═════ Dataset excerpts

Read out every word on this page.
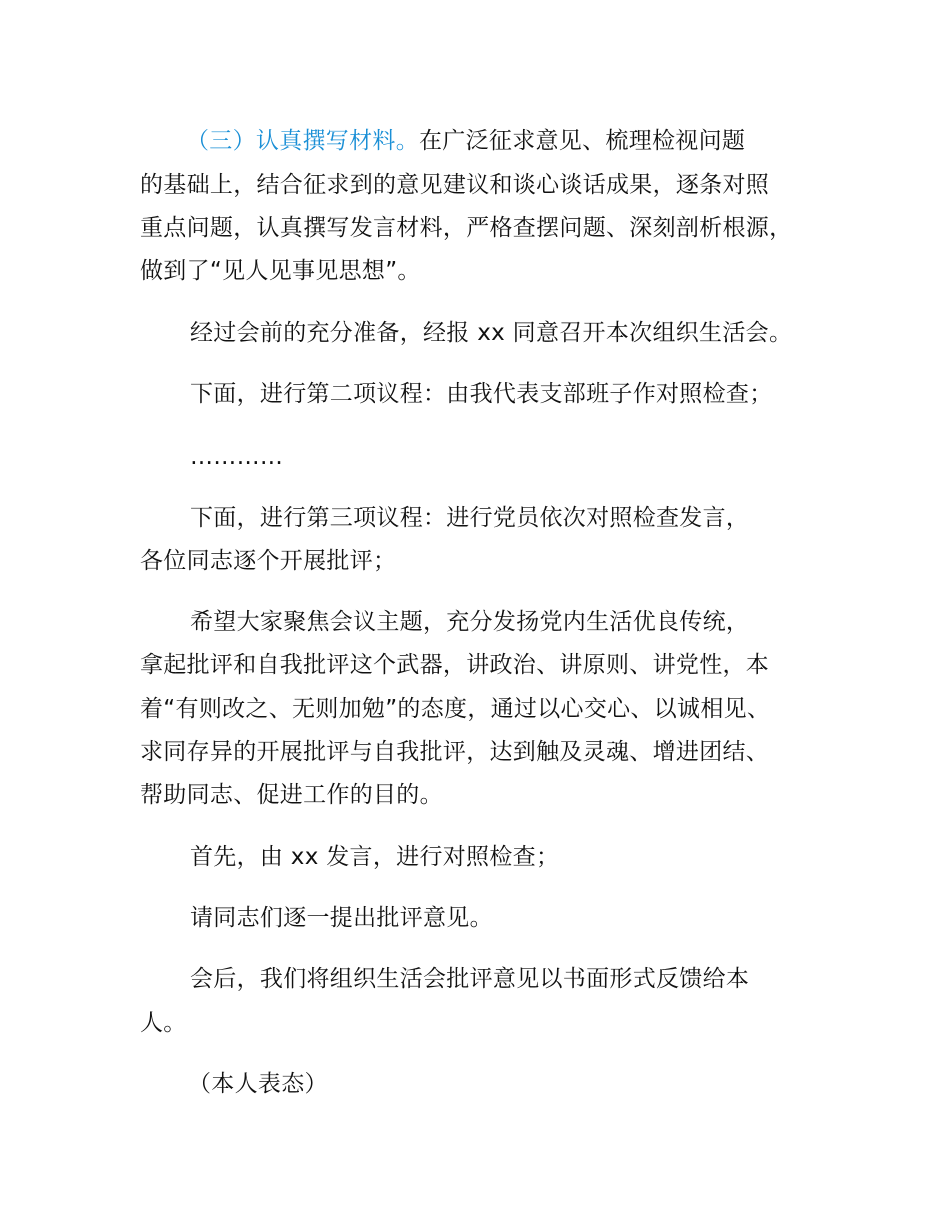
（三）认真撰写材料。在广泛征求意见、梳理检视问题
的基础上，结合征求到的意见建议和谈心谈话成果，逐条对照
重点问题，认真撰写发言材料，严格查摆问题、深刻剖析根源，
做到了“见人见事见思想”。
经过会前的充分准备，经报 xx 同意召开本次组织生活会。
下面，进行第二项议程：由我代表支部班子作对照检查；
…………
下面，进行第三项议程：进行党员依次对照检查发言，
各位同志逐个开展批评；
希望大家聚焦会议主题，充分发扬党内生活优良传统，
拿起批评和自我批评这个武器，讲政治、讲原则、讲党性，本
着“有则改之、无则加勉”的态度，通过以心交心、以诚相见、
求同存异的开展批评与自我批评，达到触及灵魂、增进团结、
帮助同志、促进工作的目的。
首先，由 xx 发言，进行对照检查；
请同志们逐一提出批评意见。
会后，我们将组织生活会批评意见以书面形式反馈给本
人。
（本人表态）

══════════
═════ Dataset excerpts

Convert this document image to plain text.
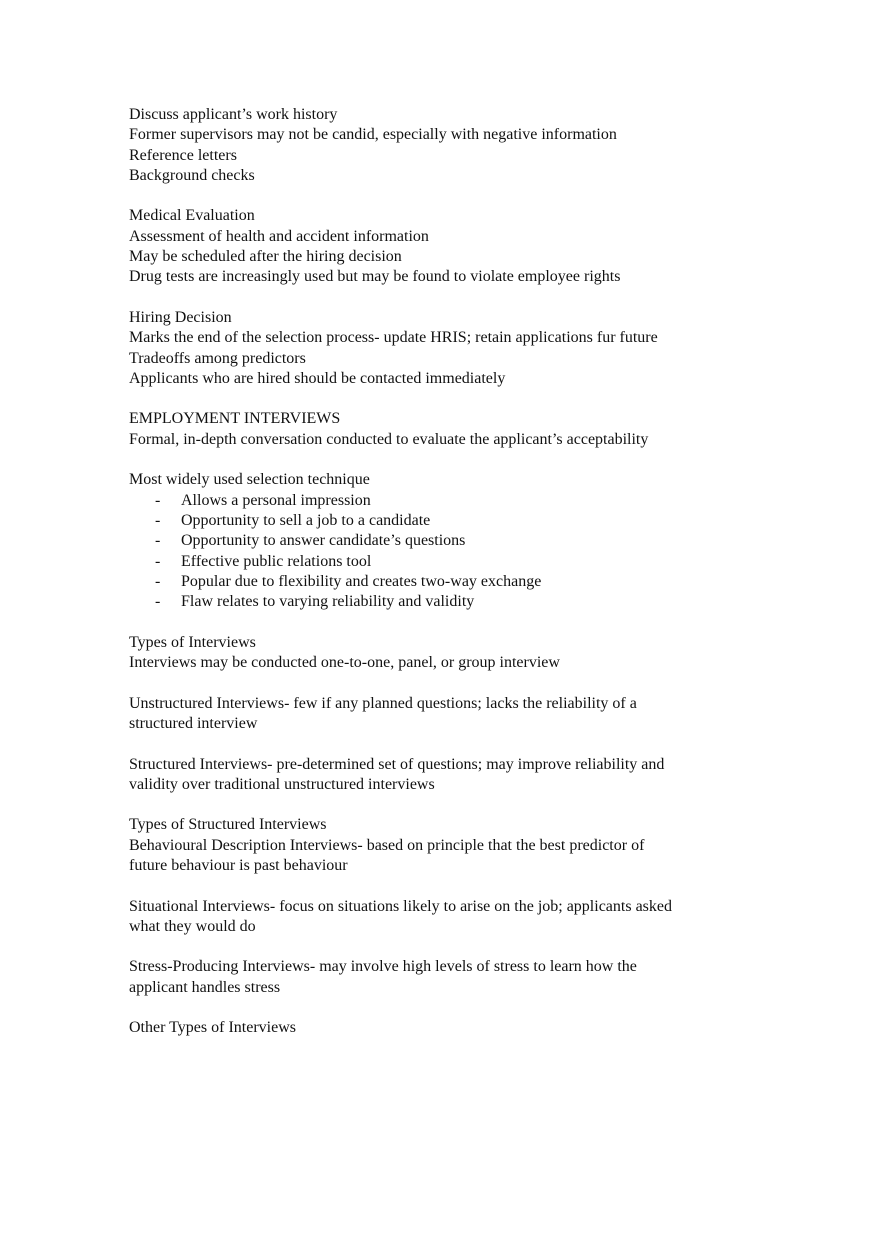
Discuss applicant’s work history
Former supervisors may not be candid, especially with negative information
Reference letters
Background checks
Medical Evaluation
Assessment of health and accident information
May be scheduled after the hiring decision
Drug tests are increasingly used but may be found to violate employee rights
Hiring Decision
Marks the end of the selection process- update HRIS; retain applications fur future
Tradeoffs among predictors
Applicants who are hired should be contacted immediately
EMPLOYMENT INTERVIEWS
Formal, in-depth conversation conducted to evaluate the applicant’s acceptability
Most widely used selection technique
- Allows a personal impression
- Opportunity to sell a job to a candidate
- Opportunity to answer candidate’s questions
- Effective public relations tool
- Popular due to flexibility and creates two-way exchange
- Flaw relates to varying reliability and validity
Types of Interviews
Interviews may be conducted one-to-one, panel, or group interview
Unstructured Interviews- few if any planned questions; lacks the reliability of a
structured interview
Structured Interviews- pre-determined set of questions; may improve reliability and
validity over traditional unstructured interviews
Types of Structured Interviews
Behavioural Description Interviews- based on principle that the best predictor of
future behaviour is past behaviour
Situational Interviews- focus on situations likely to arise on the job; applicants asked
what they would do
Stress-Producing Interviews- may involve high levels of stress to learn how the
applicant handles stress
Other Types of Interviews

══════════
═════ Dataset excerpts

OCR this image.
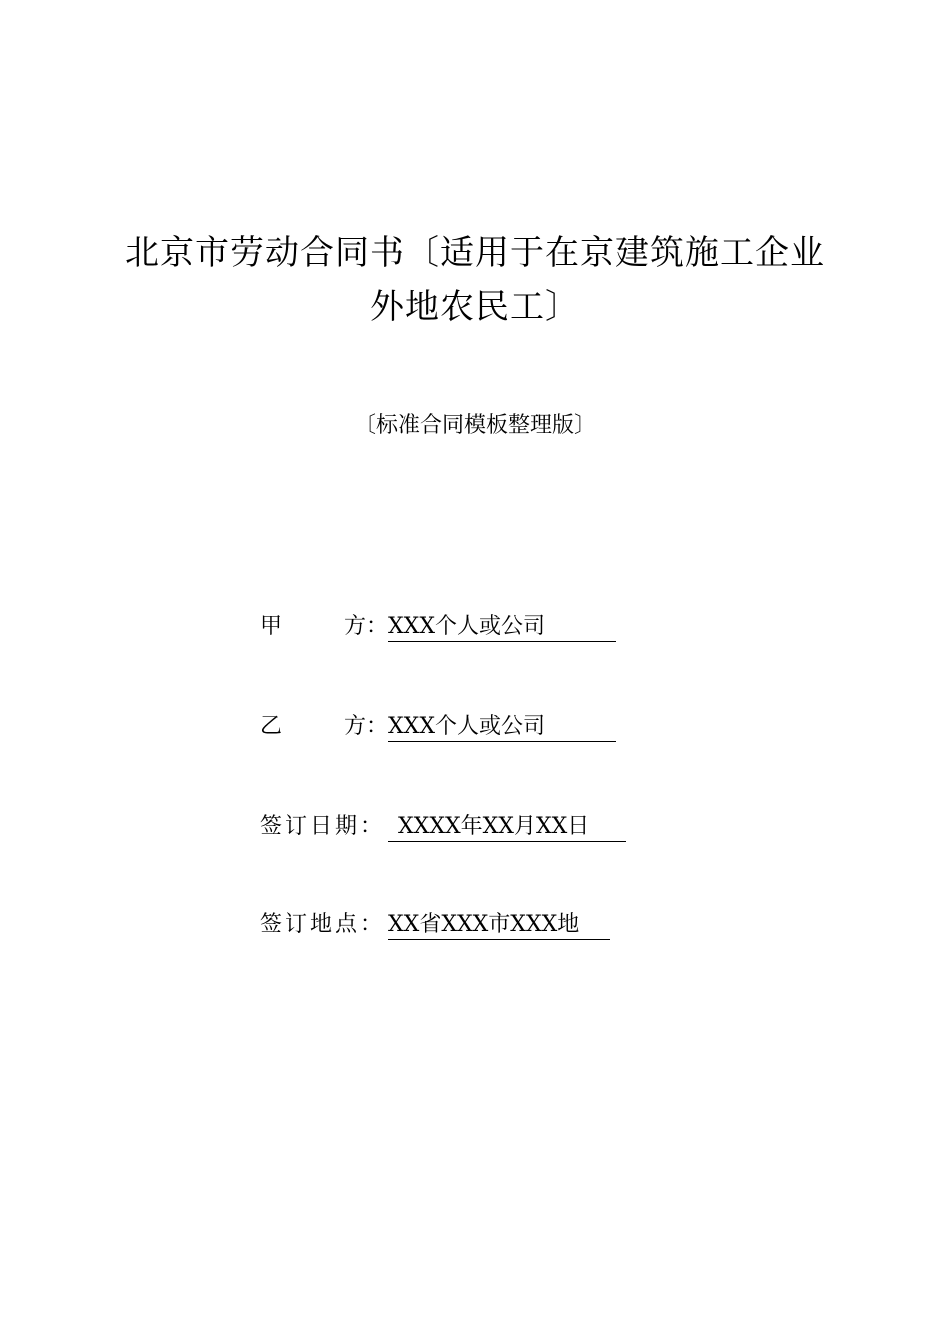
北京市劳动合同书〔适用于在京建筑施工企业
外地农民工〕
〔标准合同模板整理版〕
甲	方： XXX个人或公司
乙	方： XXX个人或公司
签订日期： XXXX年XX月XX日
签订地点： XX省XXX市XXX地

══════════

→ What you will do: Exactly how many lines of the listing above contain the string "information"? Give no more than the number.

→ Final answer: 2